» Task to carry out: Give an exact transcription of every line, dropping the images.

» Record extracts:
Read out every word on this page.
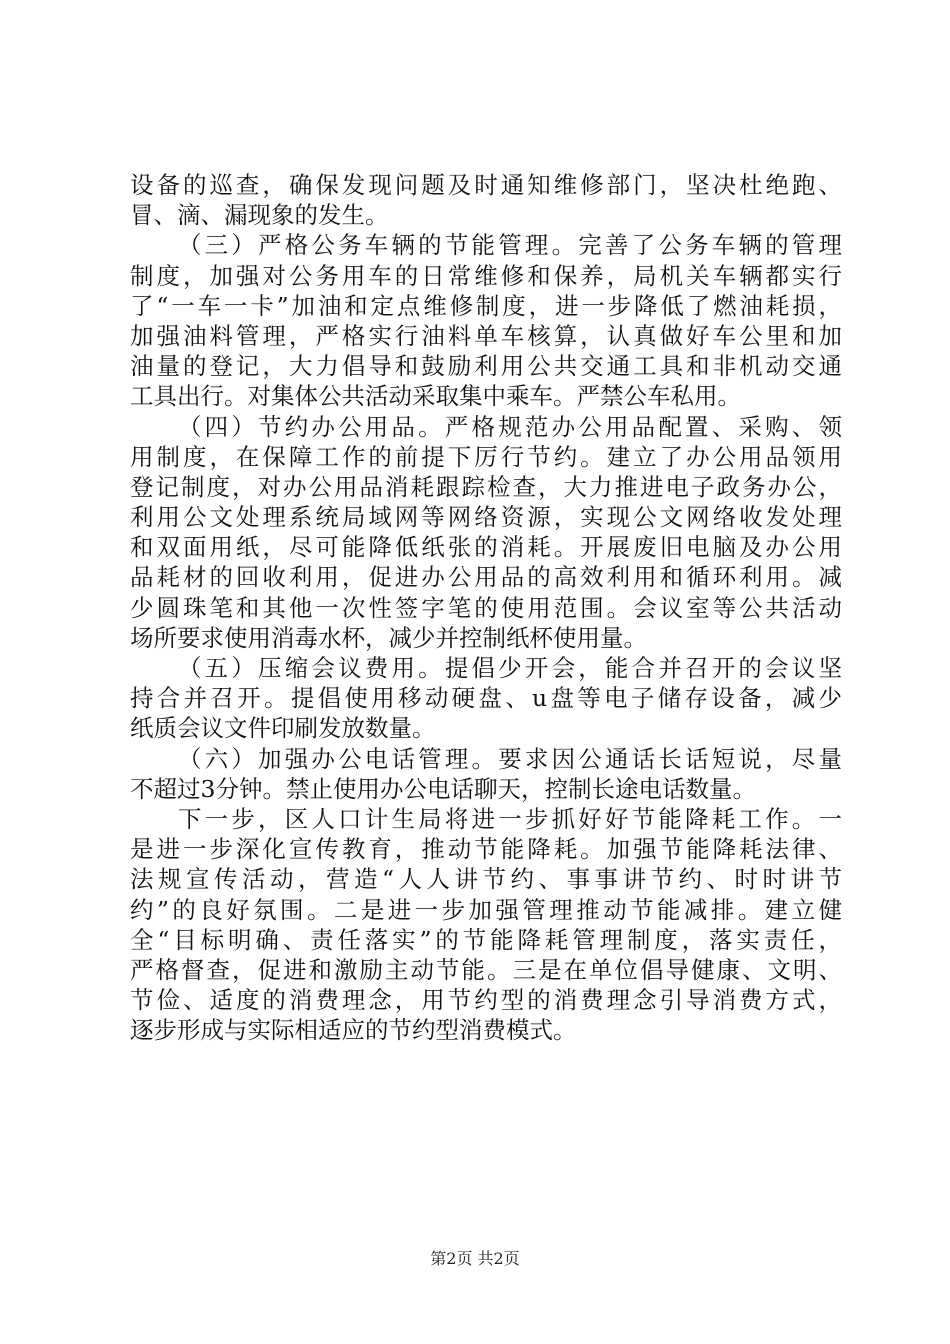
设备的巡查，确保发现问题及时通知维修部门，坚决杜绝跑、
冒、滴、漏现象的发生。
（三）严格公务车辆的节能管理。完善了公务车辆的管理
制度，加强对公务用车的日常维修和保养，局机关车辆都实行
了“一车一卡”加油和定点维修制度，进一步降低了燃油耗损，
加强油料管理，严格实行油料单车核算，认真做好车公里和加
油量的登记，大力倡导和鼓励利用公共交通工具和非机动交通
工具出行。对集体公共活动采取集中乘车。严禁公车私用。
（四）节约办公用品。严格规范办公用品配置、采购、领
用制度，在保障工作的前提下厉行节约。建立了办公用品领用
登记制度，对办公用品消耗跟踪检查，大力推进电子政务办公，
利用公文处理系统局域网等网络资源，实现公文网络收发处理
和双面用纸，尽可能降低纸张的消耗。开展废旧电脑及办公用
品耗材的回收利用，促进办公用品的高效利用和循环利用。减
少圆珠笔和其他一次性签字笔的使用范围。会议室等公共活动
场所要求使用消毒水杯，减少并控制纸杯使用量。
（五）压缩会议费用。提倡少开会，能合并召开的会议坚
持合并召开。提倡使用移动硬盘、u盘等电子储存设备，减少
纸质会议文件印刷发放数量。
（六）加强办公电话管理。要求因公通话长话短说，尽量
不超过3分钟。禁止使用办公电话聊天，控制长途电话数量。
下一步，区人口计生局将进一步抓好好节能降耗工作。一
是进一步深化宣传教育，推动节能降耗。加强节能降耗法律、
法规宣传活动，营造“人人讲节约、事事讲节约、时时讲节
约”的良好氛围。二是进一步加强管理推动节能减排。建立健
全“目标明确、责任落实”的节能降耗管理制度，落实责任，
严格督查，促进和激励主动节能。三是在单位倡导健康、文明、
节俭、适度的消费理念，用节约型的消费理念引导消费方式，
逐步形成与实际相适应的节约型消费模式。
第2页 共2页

» Solution to this task:
Read out every word on this page.
设备的巡查，确保发现问题及时通知维修部门，坚决杜绝跑、
冒、滴、漏现象的发生。
（三）严格公务车辆的节能管理。完善了公务车辆的管理
制度，加强对公务用车的日常维修和保养，局机关车辆都实行
了“一车一卡”加油和定点维修制度，进一步降低了燃油耗损，
加强油料管理，严格实行油料单车核算，认真做好车公里和加
油量的登记，大力倡导和鼓励利用公共交通工具和非机动交通
工具出行。对集体公共活动采取集中乘车。严禁公车私用。
（四）节约办公用品。严格规范办公用品配置、采购、领
用制度，在保障工作的前提下厉行节约。建立了办公用品领用
登记制度，对办公用品消耗跟踪检查，大力推进电子政务办公，
利用公文处理系统局域网等网络资源，实现公文网络收发处理
和双面用纸，尽可能降低纸张的消耗。开展废旧电脑及办公用
品耗材的回收利用，促进办公用品的高效利用和循环利用。减
少圆珠笔和其他一次性签字笔的使用范围。会议室等公共活动
场所要求使用消毒水杯，减少并控制纸杯使用量。
（五）压缩会议费用。提倡少开会，能合并召开的会议坚
持合并召开。提倡使用移动硬盘、u盘等电子储存设备，减少
纸质会议文件印刷发放数量。
（六）加强办公电话管理。要求因公通话长话短说，尽量
不超过3分钟。禁止使用办公电话聊天，控制长途电话数量。
下一步，区人口计生局将进一步抓好好节能降耗工作。一
是进一步深化宣传教育，推动节能降耗。加强节能降耗法律、
法规宣传活动，营造“人人讲节约、事事讲节约、时时讲节
约”的良好氛围。二是进一步加强管理推动节能减排。建立健
全“目标明确、责任落实”的节能降耗管理制度，落实责任，
严格督查，促进和激励主动节能。三是在单位倡导健康、文明、
节俭、适度的消费理念，用节约型的消费理念引导消费方式，
逐步形成与实际相适应的节约型消费模式。
第2页 共2页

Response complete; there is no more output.